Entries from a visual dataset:
[start]

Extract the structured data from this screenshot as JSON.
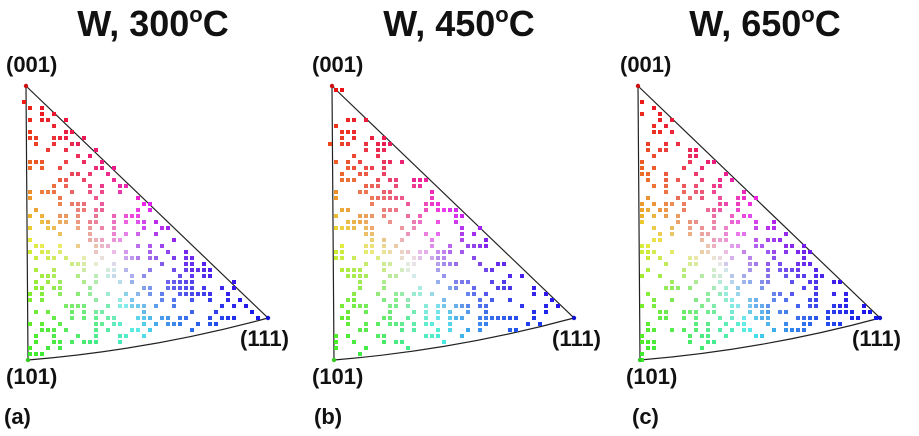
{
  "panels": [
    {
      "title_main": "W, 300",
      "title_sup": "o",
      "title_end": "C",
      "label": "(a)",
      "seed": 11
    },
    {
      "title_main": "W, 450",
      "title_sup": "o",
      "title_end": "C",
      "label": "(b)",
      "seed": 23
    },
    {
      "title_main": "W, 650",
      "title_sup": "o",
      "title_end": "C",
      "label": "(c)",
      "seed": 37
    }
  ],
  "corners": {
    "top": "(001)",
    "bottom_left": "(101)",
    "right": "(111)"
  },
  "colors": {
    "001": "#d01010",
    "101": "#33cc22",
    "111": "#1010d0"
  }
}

[end]

• [To do]: Extract every line of the data exactly; pictures stay out.

• [Response to this task]:
Extract the structured data from this screenshot as JSON.
{
  "panels": [
    {
      "title_main": "W, 300",
      "title_sup": "o",
      "title_end": "C",
      "label": "(a)",
      "seed": 11
    },
    {
      "title_main": "W, 450",
      "title_sup": "o",
      "title_end": "C",
      "label": "(b)",
      "seed": 23
    },
    {
      "title_main": "W, 650",
      "title_sup": "o",
      "title_end": "C",
      "label": "(c)",
      "seed": 37
    }
  ],
  "corners": {
    "top": "(001)",
    "bottom_left": "(101)",
    "right": "(111)"
  },
  "colors": {
    "001": "#d01010",
    "101": "#33cc22",
    "111": "#1010d0"
  }
}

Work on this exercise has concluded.